[Saved entries]

-- start --

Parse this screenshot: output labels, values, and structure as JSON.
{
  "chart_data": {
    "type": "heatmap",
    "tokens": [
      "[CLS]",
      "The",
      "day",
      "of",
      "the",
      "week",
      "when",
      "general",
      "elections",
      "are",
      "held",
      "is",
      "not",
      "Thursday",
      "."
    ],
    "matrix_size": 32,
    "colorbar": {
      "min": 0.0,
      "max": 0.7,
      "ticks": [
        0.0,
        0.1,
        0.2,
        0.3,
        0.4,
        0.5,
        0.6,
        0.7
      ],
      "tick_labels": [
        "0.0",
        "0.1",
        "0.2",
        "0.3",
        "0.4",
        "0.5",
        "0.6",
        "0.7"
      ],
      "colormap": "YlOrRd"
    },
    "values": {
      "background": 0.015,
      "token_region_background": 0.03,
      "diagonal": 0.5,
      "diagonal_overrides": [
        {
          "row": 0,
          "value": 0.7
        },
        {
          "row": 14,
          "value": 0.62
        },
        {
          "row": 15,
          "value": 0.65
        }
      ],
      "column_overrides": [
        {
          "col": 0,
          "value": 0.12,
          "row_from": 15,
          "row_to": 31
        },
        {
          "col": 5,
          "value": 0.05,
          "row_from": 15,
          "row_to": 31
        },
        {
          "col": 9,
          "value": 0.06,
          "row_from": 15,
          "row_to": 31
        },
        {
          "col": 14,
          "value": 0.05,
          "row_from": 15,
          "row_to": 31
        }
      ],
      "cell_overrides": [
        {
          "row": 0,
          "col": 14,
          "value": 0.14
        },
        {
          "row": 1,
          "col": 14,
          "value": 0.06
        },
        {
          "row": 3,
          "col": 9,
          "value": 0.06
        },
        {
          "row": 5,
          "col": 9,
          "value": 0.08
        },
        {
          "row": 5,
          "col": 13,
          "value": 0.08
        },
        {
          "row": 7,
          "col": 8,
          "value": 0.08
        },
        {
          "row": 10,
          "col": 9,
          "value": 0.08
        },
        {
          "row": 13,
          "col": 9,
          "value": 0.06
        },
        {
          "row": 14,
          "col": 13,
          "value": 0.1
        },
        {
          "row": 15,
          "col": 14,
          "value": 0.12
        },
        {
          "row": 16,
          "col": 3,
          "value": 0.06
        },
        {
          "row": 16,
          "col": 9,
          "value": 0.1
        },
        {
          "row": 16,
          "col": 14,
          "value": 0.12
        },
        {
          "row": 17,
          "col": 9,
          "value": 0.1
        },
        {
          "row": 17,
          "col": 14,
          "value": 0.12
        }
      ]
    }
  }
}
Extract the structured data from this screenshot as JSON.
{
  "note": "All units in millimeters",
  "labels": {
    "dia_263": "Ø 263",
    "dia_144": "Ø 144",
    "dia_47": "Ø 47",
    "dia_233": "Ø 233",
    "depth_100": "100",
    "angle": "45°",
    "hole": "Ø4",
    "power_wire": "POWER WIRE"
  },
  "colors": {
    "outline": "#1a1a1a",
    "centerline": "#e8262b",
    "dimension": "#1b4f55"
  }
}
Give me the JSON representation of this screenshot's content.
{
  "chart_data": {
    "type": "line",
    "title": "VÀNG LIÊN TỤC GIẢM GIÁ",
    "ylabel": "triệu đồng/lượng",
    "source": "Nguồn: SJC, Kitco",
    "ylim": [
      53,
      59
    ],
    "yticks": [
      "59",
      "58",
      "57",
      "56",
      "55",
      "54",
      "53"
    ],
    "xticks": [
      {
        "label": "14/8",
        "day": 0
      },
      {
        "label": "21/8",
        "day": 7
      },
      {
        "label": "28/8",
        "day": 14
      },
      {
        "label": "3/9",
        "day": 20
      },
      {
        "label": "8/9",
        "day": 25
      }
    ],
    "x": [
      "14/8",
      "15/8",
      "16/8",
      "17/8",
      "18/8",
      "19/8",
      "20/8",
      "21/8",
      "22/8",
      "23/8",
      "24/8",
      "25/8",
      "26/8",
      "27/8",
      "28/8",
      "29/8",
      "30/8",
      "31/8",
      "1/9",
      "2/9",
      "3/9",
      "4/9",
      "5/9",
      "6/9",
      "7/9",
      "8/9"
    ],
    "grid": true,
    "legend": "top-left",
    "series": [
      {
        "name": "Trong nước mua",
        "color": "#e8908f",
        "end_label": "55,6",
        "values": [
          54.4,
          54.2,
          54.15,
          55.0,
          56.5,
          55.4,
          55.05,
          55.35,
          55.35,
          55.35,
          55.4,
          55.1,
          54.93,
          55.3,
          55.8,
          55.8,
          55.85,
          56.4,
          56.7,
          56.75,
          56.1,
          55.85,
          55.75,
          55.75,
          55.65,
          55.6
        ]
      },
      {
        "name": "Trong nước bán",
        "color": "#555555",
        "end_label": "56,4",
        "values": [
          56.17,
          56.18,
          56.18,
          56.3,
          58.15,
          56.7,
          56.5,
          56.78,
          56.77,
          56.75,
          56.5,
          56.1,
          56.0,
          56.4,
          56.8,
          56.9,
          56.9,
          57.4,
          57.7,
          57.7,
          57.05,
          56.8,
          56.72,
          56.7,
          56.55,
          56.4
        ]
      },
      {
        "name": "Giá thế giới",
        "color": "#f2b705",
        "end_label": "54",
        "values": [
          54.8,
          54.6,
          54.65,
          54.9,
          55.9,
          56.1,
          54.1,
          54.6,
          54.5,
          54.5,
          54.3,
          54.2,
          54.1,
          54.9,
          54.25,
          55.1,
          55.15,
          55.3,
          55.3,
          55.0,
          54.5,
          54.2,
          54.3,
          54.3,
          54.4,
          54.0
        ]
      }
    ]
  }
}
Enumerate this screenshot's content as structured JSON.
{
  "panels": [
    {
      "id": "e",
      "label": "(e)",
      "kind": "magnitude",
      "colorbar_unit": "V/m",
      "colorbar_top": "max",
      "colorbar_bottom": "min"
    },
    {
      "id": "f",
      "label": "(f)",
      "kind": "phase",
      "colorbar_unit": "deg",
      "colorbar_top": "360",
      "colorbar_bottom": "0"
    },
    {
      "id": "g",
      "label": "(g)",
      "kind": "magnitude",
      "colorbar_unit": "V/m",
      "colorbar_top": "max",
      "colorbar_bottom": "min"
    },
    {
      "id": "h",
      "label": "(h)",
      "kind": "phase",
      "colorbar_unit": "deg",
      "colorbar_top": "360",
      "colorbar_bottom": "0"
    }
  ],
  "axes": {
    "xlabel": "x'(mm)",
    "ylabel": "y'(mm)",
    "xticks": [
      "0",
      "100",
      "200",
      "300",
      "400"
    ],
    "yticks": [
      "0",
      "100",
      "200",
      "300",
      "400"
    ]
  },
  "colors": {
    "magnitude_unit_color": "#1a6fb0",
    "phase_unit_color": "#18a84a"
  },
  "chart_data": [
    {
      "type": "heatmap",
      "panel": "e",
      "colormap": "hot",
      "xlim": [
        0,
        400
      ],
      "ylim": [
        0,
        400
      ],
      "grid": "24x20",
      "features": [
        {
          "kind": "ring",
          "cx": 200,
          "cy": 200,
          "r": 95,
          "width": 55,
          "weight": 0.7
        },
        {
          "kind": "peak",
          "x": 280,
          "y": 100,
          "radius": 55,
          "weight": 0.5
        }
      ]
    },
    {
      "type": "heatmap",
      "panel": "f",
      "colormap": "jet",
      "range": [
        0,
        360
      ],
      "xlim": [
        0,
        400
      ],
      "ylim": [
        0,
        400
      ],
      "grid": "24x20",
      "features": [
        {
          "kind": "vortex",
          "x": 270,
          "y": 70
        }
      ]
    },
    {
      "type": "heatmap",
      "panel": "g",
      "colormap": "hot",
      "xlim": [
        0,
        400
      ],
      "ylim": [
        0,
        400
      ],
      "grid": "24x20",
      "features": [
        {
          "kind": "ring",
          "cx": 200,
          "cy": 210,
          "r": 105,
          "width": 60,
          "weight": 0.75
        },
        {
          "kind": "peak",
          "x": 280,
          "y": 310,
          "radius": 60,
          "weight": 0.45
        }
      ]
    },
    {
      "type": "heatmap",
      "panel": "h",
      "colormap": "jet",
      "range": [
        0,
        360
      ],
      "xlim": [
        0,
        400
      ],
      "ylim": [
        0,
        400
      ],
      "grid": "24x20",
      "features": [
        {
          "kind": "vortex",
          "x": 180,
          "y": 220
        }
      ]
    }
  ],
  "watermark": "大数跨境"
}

-- end --

* [PROMPT]: From the entries above, extract every line where the word "structured" appears.

* [WRITTEN REPLY]:
Extract the structured data from this screenshot as JSON.
Enumerate this screenshot's content as structured JSON.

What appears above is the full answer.